Your task: Find all lines in the records that include the word "រមទទ", and copy them out.

Material supplied:
------------------------------------
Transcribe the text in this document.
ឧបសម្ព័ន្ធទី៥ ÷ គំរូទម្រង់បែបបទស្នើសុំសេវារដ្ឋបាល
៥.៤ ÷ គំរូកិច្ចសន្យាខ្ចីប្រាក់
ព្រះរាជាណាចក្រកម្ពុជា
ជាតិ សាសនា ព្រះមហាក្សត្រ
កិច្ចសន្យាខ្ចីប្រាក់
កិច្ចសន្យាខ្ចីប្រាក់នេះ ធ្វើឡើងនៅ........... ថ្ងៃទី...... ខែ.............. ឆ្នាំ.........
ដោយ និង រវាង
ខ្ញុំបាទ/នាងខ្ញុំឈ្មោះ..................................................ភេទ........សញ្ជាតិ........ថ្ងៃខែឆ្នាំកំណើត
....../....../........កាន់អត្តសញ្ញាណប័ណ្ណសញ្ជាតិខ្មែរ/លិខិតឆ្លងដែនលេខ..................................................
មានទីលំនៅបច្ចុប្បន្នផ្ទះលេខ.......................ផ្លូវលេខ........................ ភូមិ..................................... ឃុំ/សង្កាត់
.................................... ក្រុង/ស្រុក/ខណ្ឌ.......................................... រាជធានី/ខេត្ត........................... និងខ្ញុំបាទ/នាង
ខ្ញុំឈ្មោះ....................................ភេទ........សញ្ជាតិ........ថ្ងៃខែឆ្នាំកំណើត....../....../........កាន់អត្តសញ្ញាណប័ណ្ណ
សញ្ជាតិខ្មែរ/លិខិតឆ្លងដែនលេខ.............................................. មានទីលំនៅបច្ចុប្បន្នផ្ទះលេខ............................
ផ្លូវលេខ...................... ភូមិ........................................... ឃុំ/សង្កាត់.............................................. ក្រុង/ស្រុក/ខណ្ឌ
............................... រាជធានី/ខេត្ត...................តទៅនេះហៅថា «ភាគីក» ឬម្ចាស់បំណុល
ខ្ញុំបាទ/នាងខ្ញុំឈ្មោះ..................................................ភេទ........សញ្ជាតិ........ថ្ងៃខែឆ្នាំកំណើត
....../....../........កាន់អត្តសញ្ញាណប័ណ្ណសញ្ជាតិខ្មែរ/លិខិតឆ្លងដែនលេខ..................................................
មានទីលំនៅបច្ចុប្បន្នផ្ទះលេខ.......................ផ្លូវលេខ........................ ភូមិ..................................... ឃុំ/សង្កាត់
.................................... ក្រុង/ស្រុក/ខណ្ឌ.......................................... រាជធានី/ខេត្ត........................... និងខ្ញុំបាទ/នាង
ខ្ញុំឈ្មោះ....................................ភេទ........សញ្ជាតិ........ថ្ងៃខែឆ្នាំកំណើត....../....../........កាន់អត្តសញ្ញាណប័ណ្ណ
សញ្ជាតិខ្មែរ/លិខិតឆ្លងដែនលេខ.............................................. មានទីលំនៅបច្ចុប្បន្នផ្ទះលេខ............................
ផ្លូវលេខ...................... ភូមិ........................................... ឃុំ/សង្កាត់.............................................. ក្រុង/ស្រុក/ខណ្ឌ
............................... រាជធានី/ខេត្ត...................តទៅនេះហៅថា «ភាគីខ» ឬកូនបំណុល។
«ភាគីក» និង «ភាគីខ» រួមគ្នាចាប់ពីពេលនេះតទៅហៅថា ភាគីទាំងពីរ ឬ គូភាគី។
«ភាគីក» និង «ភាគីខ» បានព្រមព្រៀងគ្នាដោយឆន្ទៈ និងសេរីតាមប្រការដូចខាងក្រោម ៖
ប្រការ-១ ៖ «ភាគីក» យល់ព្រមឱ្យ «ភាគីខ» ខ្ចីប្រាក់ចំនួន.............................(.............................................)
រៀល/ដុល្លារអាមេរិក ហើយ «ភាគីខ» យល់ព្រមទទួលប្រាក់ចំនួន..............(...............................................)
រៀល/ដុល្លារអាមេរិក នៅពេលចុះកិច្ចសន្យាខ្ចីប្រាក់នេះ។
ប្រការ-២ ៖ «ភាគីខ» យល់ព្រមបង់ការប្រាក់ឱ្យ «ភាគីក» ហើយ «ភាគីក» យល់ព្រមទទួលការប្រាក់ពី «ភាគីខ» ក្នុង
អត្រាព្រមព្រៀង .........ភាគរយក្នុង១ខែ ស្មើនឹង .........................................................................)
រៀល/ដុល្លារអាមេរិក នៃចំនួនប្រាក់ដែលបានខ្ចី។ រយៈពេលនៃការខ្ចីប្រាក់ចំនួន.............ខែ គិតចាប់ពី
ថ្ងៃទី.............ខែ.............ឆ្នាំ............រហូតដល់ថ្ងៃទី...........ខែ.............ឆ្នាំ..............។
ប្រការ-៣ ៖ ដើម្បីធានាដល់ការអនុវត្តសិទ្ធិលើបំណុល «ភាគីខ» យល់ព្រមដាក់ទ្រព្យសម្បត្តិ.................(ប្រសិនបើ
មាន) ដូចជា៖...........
------------------------------------
Exercise solution:
រៀល/ដុល្លារអាមេរិក ហើយ «ភាគីខ» យល់ព្រមទទួលប្រាក់ចំនួន..............(...............................................)
ប្រការ-២ ៖ «ភាគីខ» យល់ព្រមបង់ការប្រាក់ឱ្យ «ភាគីក» ហើយ «ភាគីក» យល់ព្រមទទួលការប្រាក់ពី «ភាគីខ» ក្នុង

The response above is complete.